* [EXERCISE OBJECTIVE]: Quote the portion of the passage on Asian healthcare that begins at the words "Some of Asia’s" and stops after "exceeding 15 percent.".

* [DOCUMENT SEGMENT]:

● ● ● ●

But Asia is already home to some of the world’s best hospitals that offer world class service at a fraction of what it would normally cost in the U.S., Europe and Japan.
For example, annual physicals in the Philippines or Bangkok cost just US$300 instead of US$1,000 or more in places like the U.S. A heart bypass procedure with a two-week stay in the hospital and doctor’s fees cost US$15,000 instead of US$40,000 to US$70,000 in the U.S. And other common medical procedures are up to 90 percent cheaper than places like the U.S., based on data from MedicalTourism.com.
Some of Asia’s best hospitals include Bumrungrad and Bangkok Dusit Medical in Thailand, St. Luke’s Medical Center and Makati Medical Center in the Philippines, and the Prince Court Medical Center in Malaysia.
And there are dozens more hospitals under construction and in the planning stage. Singapore’s Raffles Medical Center is opening two new world-class hospitals in China. Bangkok Dusit Medical has plans for five new hospitals in Thailand in the next two years.
Asian hospitals’ world-class care and cheaper prices have spawned a multi-billion-dollar medical tourism industry – the practice of individuals traveling outside their home country to find better or more affordable healthcare.
With six of the world’s top 10 medical tourism destinations, Asia Pacific will be the fastest-growing region for medical tourism in 2018, with growth rates exceeding 15 percent.
If you want to profit from Asia’s massive healthcare spending in the years ahead, one way to invest is through the KraneShares MSCI All China Health Care Index ETF (Exchange: New York; ticker: KURE).
It gives shareholders exposure to Chinese companies listed in China, Hong Kong and the United States that are involved in the healthcare industry, including hospital administration, medical equipment production, healthcare technology, as well as traditional Chinese medicine.

● ● ● ●

(Stored data entries)
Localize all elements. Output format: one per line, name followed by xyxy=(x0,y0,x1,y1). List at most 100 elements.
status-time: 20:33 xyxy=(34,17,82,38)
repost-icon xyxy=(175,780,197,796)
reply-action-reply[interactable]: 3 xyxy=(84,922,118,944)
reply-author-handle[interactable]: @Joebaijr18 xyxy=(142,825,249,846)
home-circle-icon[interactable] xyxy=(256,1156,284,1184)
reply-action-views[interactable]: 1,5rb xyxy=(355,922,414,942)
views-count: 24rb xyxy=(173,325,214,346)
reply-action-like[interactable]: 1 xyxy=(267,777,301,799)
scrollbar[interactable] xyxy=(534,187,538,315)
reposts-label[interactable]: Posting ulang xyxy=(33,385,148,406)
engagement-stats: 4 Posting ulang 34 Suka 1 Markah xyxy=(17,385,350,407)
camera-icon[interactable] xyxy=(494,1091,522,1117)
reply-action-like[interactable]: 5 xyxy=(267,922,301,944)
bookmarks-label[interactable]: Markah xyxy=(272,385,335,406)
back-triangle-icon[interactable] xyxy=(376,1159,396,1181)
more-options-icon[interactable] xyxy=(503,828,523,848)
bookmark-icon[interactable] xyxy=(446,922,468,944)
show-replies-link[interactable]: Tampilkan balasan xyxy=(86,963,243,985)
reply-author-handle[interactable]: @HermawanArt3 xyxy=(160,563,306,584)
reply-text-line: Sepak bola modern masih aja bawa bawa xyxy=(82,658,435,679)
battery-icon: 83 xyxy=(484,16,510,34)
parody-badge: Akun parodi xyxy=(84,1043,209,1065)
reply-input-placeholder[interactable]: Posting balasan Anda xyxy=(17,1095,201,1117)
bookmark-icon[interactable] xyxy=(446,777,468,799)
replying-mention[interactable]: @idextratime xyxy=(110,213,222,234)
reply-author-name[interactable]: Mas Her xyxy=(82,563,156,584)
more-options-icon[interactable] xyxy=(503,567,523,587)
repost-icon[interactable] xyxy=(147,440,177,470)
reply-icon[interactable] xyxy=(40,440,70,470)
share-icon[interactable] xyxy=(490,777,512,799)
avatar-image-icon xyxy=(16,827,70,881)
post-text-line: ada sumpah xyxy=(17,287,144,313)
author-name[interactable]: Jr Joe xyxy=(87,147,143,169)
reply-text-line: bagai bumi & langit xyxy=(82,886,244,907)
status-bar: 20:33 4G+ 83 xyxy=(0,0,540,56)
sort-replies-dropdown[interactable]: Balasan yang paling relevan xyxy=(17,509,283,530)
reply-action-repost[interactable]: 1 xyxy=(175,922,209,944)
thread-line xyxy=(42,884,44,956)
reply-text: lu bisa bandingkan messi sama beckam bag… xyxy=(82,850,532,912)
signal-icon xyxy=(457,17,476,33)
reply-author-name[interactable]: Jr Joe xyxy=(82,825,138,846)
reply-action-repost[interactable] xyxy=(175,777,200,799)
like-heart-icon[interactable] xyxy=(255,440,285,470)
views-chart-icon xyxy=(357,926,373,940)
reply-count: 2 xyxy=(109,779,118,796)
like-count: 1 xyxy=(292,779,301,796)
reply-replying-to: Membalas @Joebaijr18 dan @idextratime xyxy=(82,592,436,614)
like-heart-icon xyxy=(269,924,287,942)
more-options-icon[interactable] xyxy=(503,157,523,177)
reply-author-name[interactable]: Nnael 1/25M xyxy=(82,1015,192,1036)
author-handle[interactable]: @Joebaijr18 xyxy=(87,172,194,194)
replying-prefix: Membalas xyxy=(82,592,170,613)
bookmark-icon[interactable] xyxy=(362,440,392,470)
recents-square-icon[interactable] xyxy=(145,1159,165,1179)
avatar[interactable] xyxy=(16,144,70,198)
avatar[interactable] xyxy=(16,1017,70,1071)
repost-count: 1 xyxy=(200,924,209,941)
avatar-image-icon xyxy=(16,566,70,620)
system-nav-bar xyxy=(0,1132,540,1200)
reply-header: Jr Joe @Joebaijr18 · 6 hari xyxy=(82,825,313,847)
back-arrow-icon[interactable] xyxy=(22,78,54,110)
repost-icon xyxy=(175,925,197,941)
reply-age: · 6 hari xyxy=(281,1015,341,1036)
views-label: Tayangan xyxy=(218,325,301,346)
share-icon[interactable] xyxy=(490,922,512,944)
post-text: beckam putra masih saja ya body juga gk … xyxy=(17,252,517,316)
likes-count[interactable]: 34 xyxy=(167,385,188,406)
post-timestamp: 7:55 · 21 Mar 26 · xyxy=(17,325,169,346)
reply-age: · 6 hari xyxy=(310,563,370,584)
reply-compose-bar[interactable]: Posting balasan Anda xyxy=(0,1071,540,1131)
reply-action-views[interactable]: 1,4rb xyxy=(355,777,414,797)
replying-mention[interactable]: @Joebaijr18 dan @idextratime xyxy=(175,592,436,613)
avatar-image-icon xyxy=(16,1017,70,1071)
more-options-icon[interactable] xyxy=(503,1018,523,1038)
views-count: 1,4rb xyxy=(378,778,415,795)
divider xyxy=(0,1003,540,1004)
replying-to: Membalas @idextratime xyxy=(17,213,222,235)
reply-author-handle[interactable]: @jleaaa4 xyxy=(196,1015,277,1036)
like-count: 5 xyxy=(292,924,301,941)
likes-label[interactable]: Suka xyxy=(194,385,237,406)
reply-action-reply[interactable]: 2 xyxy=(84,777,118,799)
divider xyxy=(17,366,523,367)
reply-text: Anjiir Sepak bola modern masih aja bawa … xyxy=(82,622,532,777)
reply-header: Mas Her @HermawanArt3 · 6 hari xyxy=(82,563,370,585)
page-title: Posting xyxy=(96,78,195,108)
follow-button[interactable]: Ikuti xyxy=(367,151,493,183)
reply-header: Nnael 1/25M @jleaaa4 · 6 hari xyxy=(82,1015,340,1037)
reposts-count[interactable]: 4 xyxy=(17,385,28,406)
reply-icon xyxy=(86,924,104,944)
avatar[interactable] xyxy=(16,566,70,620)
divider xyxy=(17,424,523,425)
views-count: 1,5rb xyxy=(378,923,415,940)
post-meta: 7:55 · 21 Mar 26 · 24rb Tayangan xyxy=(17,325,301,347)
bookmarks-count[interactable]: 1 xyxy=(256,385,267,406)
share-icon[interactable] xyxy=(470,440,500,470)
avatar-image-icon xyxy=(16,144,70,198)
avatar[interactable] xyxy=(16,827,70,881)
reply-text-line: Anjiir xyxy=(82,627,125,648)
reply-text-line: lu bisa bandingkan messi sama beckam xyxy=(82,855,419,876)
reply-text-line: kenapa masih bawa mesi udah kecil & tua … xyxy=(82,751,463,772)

● ● ● ●

* [YOUR SOLUTION]:
Some of Asia’s best hospitals include Bumrungrad and Bangkok Dusit Medical in Thailand, St. Luke’s Medical Center and Makati Medical Center in the Philippines, and the Prince Court Medical Center in Malaysia.
And there are dozens more hospitals under construction and in the planning stage. Singapore’s Raffles Medical Center is opening two new world-class hospitals in China. Bangkok Dusit Medical has plans for five new hospitals in Thailand in the next two years.
Asian hospitals’ world-class care and cheaper prices have spawned a multi-billion-dollar medical tourism industry – the practice of individuals traveling outside their home country to find better or more affordable healthcare.
With six of the world’s top 10 medical tourism destinations, Asia Pacific will be the fastest-growing region for medical tourism in 2018, with growth rates exceeding 15 percent.